■ **Instructions for the task**
Take every line from the listing below that contains "then".

■ **Record excerpts**
--- --- ---
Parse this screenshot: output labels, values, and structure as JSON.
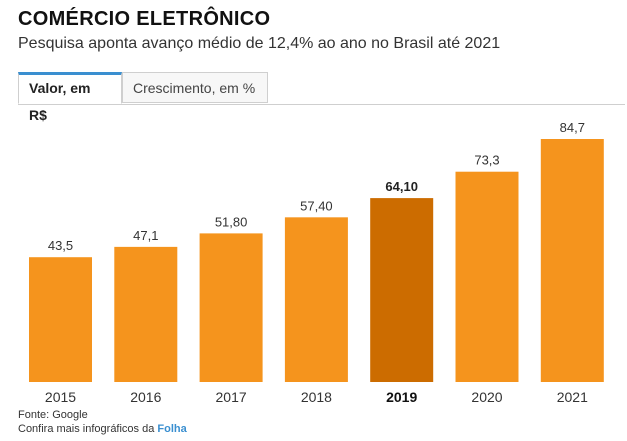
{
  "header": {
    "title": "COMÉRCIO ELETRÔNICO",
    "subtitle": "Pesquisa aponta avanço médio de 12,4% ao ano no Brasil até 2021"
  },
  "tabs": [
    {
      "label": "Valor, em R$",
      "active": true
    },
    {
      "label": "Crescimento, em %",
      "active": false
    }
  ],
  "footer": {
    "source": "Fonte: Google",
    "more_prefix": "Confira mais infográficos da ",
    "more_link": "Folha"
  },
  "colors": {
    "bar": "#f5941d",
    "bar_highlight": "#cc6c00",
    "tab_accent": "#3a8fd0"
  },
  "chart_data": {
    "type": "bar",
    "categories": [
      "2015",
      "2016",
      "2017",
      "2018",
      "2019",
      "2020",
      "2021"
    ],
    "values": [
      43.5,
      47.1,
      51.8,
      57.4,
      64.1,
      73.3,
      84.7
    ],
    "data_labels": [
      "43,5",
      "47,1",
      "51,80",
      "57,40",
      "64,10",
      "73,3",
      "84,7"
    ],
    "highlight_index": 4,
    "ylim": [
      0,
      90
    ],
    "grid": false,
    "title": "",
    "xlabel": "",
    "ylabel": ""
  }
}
--- --- ---
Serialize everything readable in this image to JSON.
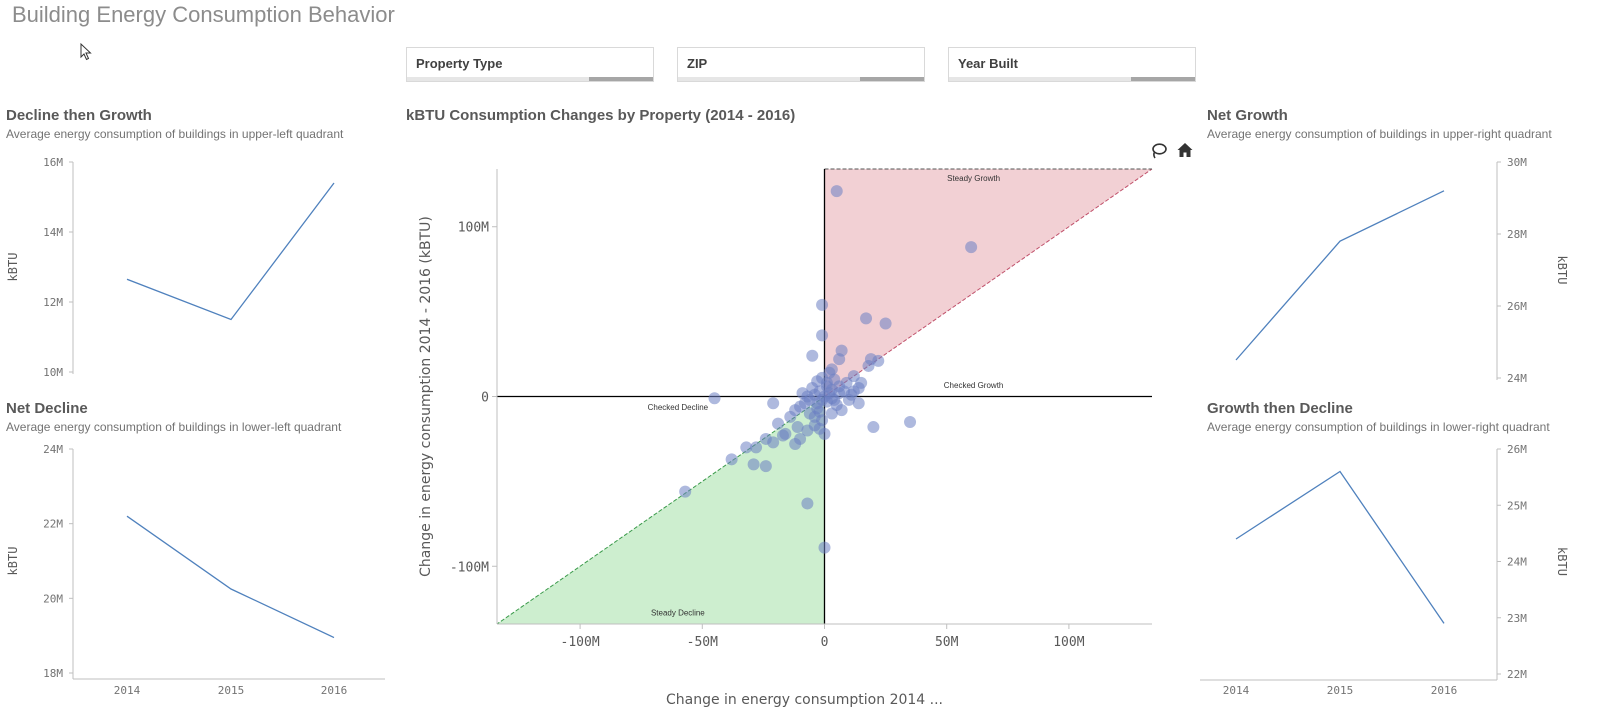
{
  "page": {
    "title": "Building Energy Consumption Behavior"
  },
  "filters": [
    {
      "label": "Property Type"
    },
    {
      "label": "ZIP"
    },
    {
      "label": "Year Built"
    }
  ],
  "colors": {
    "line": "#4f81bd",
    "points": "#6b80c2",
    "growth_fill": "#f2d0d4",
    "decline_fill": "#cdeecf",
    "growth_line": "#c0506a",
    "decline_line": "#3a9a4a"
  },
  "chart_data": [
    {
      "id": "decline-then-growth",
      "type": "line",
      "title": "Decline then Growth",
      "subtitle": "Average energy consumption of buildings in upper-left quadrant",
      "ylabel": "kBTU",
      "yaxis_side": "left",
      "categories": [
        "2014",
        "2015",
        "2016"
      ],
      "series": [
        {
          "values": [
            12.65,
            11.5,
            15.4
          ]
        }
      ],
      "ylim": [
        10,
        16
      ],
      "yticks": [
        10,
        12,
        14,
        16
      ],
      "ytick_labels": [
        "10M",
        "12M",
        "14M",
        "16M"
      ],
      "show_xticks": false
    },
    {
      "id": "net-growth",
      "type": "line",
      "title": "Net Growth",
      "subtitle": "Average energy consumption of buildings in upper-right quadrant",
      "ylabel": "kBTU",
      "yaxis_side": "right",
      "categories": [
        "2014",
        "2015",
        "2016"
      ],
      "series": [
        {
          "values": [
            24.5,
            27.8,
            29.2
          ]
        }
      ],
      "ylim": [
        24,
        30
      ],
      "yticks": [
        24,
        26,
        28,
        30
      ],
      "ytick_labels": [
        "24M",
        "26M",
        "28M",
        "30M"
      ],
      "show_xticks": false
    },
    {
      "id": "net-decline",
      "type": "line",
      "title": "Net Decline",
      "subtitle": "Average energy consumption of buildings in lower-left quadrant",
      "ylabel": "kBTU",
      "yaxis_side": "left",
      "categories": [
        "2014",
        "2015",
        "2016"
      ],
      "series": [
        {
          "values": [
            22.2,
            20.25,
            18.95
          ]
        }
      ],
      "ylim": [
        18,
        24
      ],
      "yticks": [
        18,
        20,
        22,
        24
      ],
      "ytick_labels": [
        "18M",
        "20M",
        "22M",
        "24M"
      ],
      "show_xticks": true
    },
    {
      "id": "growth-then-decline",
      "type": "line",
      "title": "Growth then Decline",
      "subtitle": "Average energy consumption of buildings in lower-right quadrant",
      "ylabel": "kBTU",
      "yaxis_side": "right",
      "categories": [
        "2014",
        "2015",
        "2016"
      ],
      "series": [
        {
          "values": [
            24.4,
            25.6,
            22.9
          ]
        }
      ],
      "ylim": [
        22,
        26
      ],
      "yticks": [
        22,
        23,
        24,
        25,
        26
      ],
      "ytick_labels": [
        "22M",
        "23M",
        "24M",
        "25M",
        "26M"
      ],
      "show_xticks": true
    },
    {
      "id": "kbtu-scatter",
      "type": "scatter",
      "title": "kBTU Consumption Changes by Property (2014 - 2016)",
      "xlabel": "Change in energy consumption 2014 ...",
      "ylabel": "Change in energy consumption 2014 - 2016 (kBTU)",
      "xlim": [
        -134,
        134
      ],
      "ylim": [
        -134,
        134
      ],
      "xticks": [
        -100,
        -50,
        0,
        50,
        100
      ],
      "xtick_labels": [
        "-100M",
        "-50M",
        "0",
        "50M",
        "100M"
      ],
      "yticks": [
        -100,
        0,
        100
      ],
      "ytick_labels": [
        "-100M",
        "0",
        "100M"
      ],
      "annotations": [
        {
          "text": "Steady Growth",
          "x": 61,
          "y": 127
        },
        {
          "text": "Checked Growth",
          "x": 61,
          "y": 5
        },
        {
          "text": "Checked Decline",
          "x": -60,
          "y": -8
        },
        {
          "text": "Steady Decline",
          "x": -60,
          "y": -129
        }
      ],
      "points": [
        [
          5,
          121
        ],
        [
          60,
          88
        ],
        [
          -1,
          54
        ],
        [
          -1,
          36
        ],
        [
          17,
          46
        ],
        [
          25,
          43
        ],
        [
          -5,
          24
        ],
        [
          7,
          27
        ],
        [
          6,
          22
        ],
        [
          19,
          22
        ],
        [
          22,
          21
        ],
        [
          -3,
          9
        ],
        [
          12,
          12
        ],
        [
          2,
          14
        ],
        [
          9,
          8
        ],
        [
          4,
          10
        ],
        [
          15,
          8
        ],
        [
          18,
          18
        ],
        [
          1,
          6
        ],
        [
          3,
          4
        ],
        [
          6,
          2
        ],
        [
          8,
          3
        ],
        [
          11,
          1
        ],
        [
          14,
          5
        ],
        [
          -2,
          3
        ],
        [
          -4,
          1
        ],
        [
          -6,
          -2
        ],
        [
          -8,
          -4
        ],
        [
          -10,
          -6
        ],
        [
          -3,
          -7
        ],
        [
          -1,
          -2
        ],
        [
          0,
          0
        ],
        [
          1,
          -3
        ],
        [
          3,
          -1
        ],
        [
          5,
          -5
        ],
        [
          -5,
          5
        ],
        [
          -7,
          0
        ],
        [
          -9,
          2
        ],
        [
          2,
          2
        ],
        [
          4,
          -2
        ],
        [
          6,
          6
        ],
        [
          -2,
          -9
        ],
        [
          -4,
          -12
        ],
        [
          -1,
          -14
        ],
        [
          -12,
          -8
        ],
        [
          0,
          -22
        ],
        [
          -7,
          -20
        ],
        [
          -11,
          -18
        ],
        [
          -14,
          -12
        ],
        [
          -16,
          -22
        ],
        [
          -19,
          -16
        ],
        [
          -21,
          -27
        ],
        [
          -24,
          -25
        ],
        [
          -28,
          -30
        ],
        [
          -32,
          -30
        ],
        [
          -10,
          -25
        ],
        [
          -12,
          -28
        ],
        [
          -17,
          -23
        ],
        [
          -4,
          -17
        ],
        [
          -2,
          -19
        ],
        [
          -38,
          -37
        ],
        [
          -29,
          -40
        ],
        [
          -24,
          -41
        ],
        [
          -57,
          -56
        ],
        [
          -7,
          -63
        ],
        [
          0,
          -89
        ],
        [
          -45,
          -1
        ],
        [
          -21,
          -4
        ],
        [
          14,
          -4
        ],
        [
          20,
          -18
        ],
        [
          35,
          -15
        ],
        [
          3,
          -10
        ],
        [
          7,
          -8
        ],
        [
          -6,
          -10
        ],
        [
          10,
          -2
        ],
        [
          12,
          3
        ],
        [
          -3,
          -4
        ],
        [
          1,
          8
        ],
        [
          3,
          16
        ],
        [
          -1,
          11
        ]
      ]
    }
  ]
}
--- --- ---
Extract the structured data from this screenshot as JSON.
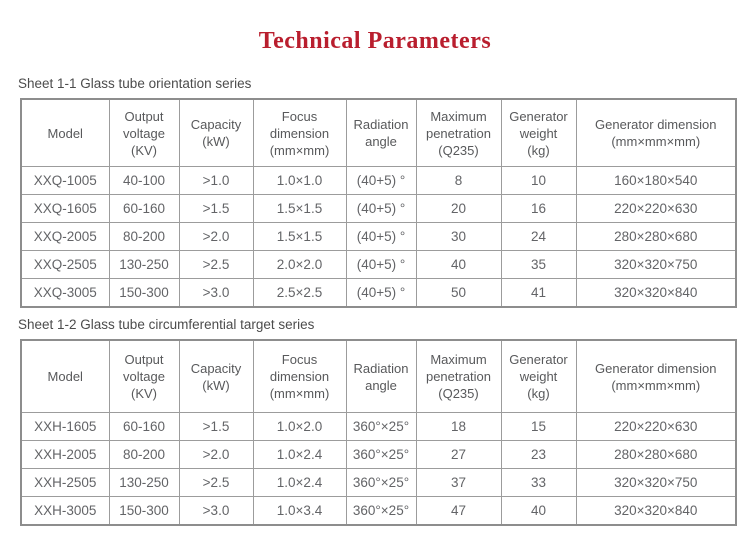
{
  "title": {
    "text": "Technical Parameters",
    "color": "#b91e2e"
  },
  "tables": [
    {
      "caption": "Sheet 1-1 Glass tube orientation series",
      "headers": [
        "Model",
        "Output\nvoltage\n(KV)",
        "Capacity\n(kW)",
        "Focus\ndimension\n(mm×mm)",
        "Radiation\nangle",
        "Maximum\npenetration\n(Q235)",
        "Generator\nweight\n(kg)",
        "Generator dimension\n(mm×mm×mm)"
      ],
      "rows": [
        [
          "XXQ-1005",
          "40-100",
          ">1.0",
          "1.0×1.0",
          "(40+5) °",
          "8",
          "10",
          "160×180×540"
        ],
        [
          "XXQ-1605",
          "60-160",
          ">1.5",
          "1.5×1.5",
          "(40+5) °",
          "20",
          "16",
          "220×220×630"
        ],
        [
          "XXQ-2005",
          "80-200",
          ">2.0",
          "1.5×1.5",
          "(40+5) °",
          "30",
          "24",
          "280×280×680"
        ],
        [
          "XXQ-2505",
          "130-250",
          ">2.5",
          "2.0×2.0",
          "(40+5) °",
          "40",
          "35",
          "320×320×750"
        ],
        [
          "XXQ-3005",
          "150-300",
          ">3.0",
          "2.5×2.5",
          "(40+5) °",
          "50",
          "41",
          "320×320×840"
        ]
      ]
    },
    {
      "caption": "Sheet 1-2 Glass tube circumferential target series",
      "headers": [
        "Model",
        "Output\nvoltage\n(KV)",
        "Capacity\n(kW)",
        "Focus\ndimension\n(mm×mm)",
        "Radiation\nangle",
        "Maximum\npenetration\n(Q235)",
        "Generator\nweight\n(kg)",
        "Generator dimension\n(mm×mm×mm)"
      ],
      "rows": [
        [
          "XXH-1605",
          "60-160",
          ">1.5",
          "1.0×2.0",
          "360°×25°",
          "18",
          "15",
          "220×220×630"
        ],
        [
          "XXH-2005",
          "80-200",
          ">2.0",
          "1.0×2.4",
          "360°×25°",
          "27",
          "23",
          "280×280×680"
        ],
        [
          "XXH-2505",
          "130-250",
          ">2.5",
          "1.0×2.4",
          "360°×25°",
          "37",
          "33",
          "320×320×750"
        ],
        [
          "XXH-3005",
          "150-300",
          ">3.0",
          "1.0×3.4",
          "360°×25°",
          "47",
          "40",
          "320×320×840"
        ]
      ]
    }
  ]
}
--- --- ---
■ **Answer below**
      "id": "decline-then-growth",
      "title": "Decline then Growth",
      "id": "growth-then-decline",
      "title": "Growth then Decline",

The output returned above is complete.